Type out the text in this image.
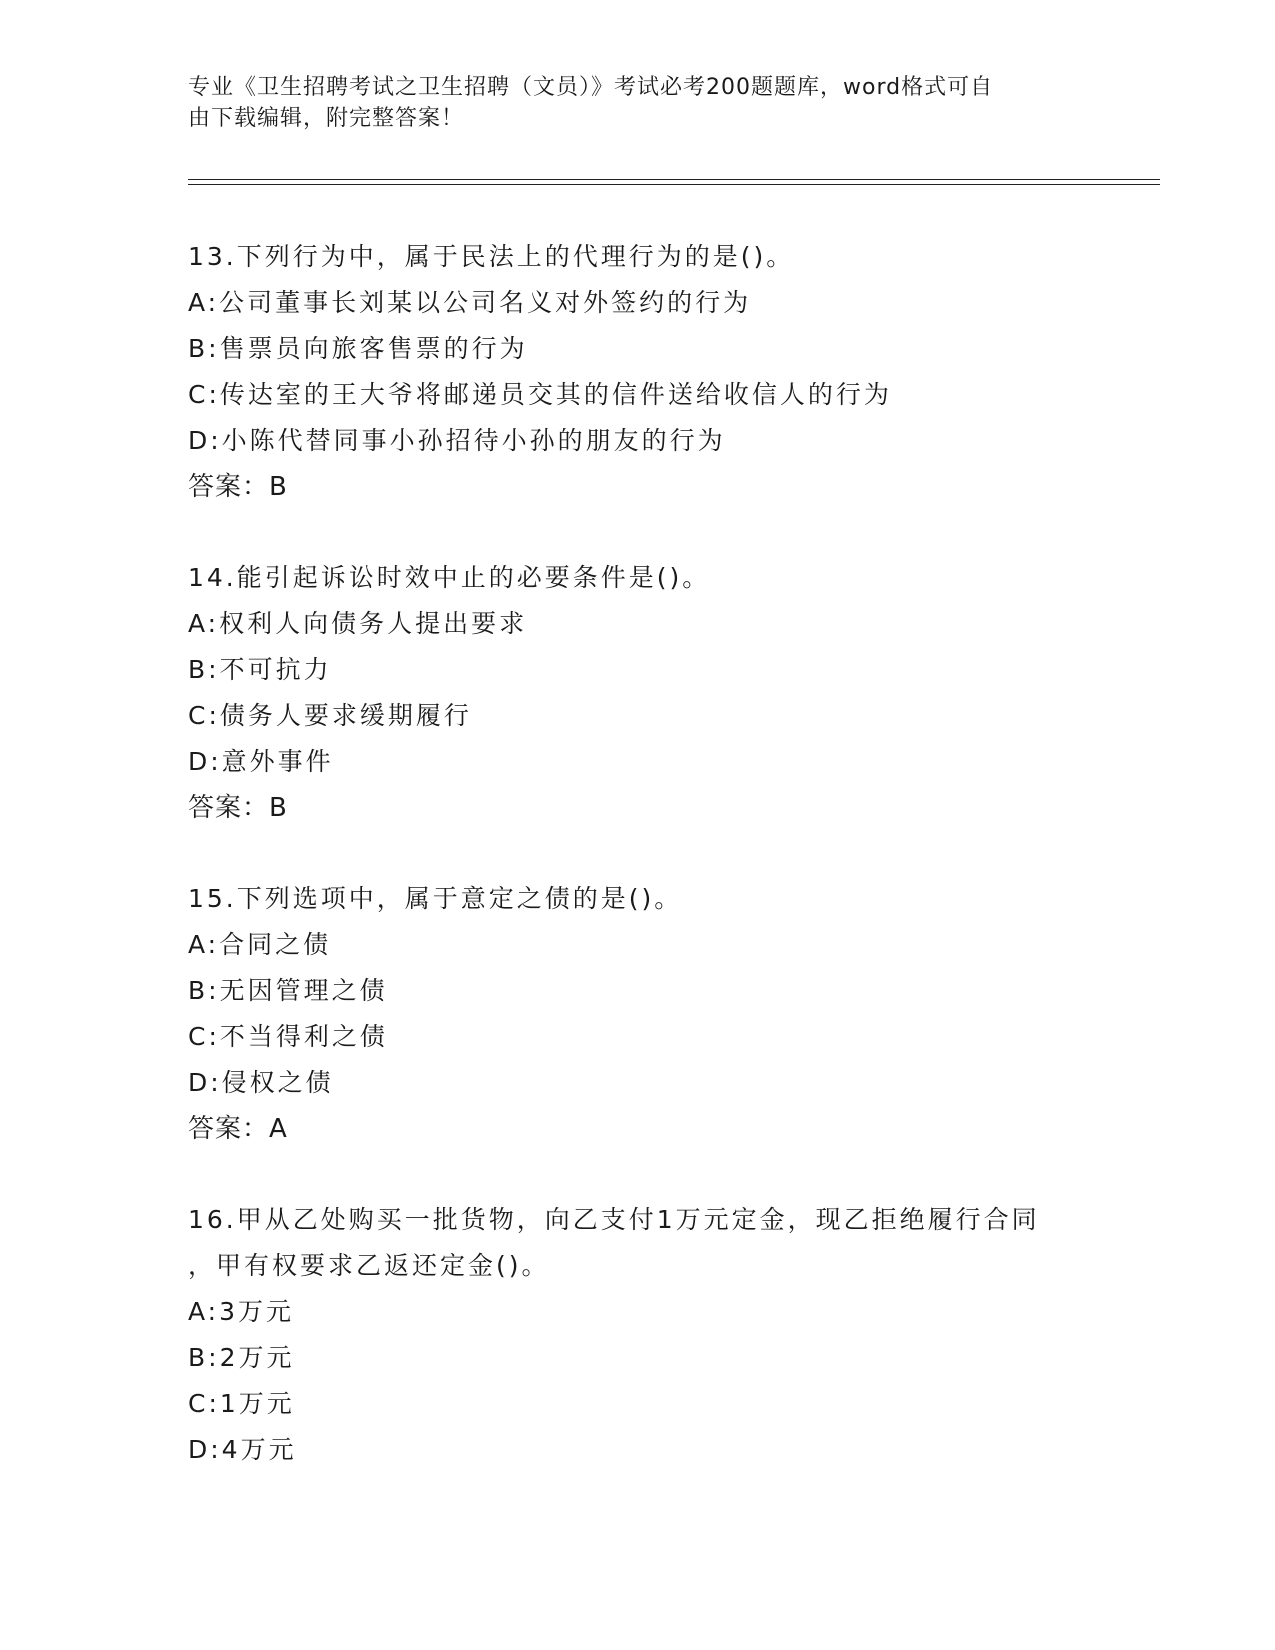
专业《卫生招聘考试之卫生招聘（文员）》考试必考200题题库，word格式可自
由下载编辑，附完整答案！
13.下列行为中，属于民法上的代理行为的是()。
A:公司董事长刘某以公司名义对外签约的行为
B:售票员向旅客售票的行为
C:传达室的王大爷将邮递员交其的信件送给收信人的行为
D:小陈代替同事小孙招待小孙的朋友的行为
答案：B
14.能引起诉讼时效中止的必要条件是()。
A:权利人向债务人提出要求
B:不可抗力
C:债务人要求缓期履行
D:意外事件
答案：B
15.下列选项中，属于意定之债的是()。
A:合同之债
B:无因管理之债
C:不当得利之债
D:侵权之债
答案：A
16.甲从乙处购买一批货物，向乙支付1万元定金，现乙拒绝履行合同
，甲有权要求乙返还定金()。
A:3万元
B:2万元
C:1万元
D:4万元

**DESCRIPTION OF THE TASK**
Except for the pictures, copy the material above exactly.

**THE REPLY**
Type out the text in this image.
专业《卫生招聘考试之卫生招聘（文员）》考试必考200题题库，word格式可自
由下载编辑，附完整答案！
13.下列行为中，属于民法上的代理行为的是()。
A:公司董事长刘某以公司名义对外签约的行为
B:售票员向旅客售票的行为
C:传达室的王大爷将邮递员交其的信件送给收信人的行为
D:小陈代替同事小孙招待小孙的朋友的行为
答案：B
14.能引起诉讼时效中止的必要条件是()。
A:权利人向债务人提出要求
B:不可抗力
C:债务人要求缓期履行
D:意外事件
答案：B
15.下列选项中，属于意定之债的是()。
A:合同之债
B:无因管理之债
C:不当得利之债
D:侵权之债
答案：A
16.甲从乙处购买一批货物，向乙支付1万元定金，现乙拒绝履行合同
，甲有权要求乙返还定金()。
A:3万元
B:2万元
C:1万元
D:4万元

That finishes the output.